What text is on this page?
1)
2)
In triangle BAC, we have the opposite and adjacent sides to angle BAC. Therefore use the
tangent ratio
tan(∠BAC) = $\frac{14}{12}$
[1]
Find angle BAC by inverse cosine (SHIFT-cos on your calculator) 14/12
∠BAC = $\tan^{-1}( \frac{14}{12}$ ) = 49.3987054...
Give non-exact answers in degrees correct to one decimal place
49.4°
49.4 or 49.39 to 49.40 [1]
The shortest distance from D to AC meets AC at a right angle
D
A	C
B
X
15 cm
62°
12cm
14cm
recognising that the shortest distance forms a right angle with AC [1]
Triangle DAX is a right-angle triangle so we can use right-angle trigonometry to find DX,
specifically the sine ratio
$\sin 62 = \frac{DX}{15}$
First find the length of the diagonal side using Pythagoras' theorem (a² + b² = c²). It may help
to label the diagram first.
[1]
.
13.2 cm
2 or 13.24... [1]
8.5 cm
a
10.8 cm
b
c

Task description: Set down the entries verbatim, leaving none out.

Result of the task:
What text is on this page?
1)
2)
In triangle BAC, we have the opposite and adjacent sides to angle BAC. Therefore use the
tangent ratio
tan(∠BAC) = $\frac{14}{12}$
[1]
Find angle BAC by inverse cosine (SHIFT-cos on your calculator) 14/12
∠BAC = $\tan^{-1}( \frac{14}{12}$ ) = 49.3987054...
Give non-exact answers in degrees correct to one decimal place
49.4°
49.4 or 49.39 to 49.40 [1]
The shortest distance from D to AC meets AC at a right angle
D
A	C
B
X
15 cm
62°
12cm
14cm
recognising that the shortest distance forms a right angle with AC [1]
Triangle DAX is a right-angle triangle so we can use right-angle trigonometry to find DX,
specifically the sine ratio
$\sin 62 = \frac{DX}{15}$
First find the length of the diagonal side using Pythagoras' theorem (a² + b² = c²). It may help
to label the diagram first.
[1]
.
13.2 cm
2 or 13.24... [1]
8.5 cm
a
10.8 cm
b
c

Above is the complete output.